** begin DATA PROVIDED **

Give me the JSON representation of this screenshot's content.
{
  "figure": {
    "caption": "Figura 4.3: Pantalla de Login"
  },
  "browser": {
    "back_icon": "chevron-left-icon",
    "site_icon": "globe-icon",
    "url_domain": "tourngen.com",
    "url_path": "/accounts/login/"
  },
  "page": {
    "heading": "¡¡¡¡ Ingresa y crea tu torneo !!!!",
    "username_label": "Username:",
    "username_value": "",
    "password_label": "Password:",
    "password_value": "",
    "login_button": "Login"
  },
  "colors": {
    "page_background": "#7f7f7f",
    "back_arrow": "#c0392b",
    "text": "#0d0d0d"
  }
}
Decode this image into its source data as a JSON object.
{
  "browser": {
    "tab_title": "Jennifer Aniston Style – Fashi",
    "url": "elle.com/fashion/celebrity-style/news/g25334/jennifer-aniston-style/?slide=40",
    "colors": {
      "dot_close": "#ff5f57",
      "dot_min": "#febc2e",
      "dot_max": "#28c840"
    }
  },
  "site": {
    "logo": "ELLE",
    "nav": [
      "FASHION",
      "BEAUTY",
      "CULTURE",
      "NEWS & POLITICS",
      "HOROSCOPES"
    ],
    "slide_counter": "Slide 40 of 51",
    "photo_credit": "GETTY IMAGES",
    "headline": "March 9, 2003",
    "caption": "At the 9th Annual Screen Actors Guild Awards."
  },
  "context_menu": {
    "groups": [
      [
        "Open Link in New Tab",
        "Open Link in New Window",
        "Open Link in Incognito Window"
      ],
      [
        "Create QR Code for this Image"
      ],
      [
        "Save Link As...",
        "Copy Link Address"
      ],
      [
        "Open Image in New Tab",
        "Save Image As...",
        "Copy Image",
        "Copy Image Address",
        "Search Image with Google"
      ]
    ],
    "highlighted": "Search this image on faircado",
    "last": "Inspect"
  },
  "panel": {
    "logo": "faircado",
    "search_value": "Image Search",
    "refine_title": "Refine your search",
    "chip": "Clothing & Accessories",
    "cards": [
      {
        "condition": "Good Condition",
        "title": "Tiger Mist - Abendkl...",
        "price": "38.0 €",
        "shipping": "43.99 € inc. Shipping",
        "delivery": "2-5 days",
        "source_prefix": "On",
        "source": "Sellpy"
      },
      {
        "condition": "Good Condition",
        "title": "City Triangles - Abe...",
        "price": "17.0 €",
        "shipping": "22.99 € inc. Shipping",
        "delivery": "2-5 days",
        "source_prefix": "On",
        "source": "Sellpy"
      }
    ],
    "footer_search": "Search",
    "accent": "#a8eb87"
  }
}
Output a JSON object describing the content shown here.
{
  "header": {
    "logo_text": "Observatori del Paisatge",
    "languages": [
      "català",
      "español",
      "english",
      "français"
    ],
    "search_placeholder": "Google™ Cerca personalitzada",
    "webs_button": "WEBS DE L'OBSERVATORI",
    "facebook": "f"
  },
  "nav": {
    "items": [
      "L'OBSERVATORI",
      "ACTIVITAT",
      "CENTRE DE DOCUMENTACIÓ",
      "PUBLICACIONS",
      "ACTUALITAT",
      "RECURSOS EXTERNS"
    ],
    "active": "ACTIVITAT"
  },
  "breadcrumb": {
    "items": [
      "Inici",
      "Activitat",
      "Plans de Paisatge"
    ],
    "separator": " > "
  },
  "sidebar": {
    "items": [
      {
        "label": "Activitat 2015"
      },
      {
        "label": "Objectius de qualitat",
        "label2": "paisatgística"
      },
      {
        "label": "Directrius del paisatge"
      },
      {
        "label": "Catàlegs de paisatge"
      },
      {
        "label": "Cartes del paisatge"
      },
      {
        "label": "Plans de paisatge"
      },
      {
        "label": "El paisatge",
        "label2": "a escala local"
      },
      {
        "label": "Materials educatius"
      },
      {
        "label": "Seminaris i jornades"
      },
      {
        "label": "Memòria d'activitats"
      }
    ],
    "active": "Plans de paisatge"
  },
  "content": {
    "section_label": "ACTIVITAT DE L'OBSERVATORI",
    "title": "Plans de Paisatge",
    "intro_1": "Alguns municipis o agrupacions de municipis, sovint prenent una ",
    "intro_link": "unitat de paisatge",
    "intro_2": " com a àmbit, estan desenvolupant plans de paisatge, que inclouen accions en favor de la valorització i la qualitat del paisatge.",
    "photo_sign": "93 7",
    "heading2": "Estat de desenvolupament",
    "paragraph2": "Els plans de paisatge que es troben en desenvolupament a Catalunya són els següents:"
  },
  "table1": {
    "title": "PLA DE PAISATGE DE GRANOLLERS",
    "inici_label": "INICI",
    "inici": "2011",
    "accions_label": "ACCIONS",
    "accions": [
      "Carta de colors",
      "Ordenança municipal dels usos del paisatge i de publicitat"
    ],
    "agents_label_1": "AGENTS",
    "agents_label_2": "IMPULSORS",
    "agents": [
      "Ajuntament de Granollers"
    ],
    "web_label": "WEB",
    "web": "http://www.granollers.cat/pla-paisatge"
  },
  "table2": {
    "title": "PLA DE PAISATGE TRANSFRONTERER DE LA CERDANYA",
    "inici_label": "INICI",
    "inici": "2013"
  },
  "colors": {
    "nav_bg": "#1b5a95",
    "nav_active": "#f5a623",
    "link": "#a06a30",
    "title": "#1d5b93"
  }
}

** end DATA PROVIDED **

◆ **DIRECTIVE**: Go through the listing and print each line exactly as it appears.

◆ **COMPLETE ANSWER**:
Give me the JSON representation of this screenshot's content.
{
  "figure": {
    "caption": "Figura 4.3: Pantalla de Login"
  },
  "browser": {
    "back_icon": "chevron-left-icon",
    "site_icon": "globe-icon",
    "url_domain": "tourngen.com",
    "url_path": "/accounts/login/"
  },
  "page": {
    "heading": "¡¡¡¡ Ingresa y crea tu torneo !!!!",
    "username_label": "Username:",
    "username_value": "",
    "password_label": "Password:",
    "password_value": "",
    "login_button": "Login"
  },
  "colors": {
    "page_background": "#7f7f7f",
    "back_arrow": "#c0392b",
    "text": "#0d0d0d"
  }
}
Decode this image into its source data as a JSON object.
{
  "browser": {
    "tab_title": "Jennifer Aniston Style – Fashi",
    "url": "elle.com/fashion/celebrity-style/news/g25334/jennifer-aniston-style/?slide=40",
    "colors": {
      "dot_close": "#ff5f57",
      "dot_min": "#febc2e",
      "dot_max": "#28c840"
    }
  },
  "site": {
    "logo": "ELLE",
    "nav": [
      "FASHION",
      "BEAUTY",
      "CULTURE",
      "NEWS & POLITICS",
      "HOROSCOPES"
    ],
    "slide_counter": "Slide 40 of 51",
    "photo_credit": "GETTY IMAGES",
    "headline": "March 9, 2003",
    "caption": "At the 9th Annual Screen Actors Guild Awards."
  },
  "context_menu": {
    "groups": [
      [
        "Open Link in New Tab",
        "Open Link in New Window",
        "Open Link in Incognito Window"
      ],
      [
        "Create QR Code for this Image"
      ],
      [
        "Save Link As...",
        "Copy Link Address"
      ],
      [
        "Open Image in New Tab",
        "Save Image As...",
        "Copy Image",
        "Copy Image Address",
        "Search Image with Google"
      ]
    ],
    "highlighted": "Search this image on faircado",
    "last": "Inspect"
  },
  "panel": {
    "logo": "faircado",
    "search_value": "Image Search",
    "refine_title": "Refine your search",
    "chip": "Clothing & Accessories",
    "cards": [
      {
        "condition": "Good Condition",
        "title": "Tiger Mist - Abendkl...",
        "price": "38.0 €",
        "shipping": "43.99 € inc. Shipping",
        "delivery": "2-5 days",
        "source_prefix": "On",
        "source": "Sellpy"
      },
      {
        "condition": "Good Condition",
        "title": "City Triangles - Abe...",
        "price": "17.0 €",
        "shipping": "22.99 € inc. Shipping",
        "delivery": "2-5 days",
        "source_prefix": "On",
        "source": "Sellpy"
      }
    ],
    "footer_search": "Search",
    "accent": "#a8eb87"
  }
}
Output a JSON object describing the content shown here.
{
  "header": {
    "logo_text": "Observatori del Paisatge",
    "languages": [
      "català",
      "español",
      "english",
      "français"
    ],
    "search_placeholder": "Google™ Cerca personalitzada",
    "webs_button": "WEBS DE L'OBSERVATORI",
    "facebook": "f"
  },
  "nav": {
    "items": [
      "L'OBSERVATORI",
      "ACTIVITAT",
      "CENTRE DE DOCUMENTACIÓ",
      "PUBLICACIONS",
      "ACTUALITAT",
      "RECURSOS EXTERNS"
    ],
    "active": "ACTIVITAT"
  },
  "breadcrumb": {
    "items": [
      "Inici",
      "Activitat",
      "Plans de Paisatge"
    ],
    "separator": " > "
  },
  "sidebar": {
    "items": [
      {
        "label": "Activitat 2015"
      },
      {
        "label": "Objectius de qualitat",
        "label2": "paisatgística"
      },
      {
        "label": "Directrius del paisatge"
      },
      {
        "label": "Catàlegs de paisatge"
      },
      {
        "label": "Cartes del paisatge"
      },
      {
        "label": "Plans de paisatge"
      },
      {
        "label": "El paisatge",
        "label2": "a escala local"
      },
      {
        "label": "Materials educatius"
      },
      {
        "label": "Seminaris i jornades"
      },
      {
        "label": "Memòria d'activitats"
      }
    ],
    "active": "Plans de paisatge"
  },
  "content": {
    "section_label": "ACTIVITAT DE L'OBSERVATORI",
    "title": "Plans de Paisatge",
    "intro_1": "Alguns municipis o agrupacions de municipis, sovint prenent una ",
    "intro_link": "unitat de paisatge",
    "intro_2": " com a àmbit, estan desenvolupant plans de paisatge, que inclouen accions en favor de la valorització i la qualitat del paisatge.",
    "photo_sign": "93 7",
    "heading2": "Estat de desenvolupament",
    "paragraph2": "Els plans de paisatge que es troben en desenvolupament a Catalunya són els següents:"
  },
  "table1": {
    "title": "PLA DE PAISATGE DE GRANOLLERS",
    "inici_label": "INICI",
    "inici": "2011",
    "accions_label": "ACCIONS",
    "accions": [
      "Carta de colors",
      "Ordenança municipal dels usos del paisatge i de publicitat"
    ],
    "agents_label_1": "AGENTS",
    "agents_label_2": "IMPULSORS",
    "agents": [
      "Ajuntament de Granollers"
    ],
    "web_label": "WEB",
    "web": "http://www.granollers.cat/pla-paisatge"
  },
  "table2": {
    "title": "PLA DE PAISATGE TRANSFRONTERER DE LA CERDANYA",
    "inici_label": "INICI",
    "inici": "2013"
  },
  "colors": {
    "nav_bg": "#1b5a95",
    "nav_active": "#f5a623",
    "link": "#a06a30",
    "title": "#1d5b93"
  }
}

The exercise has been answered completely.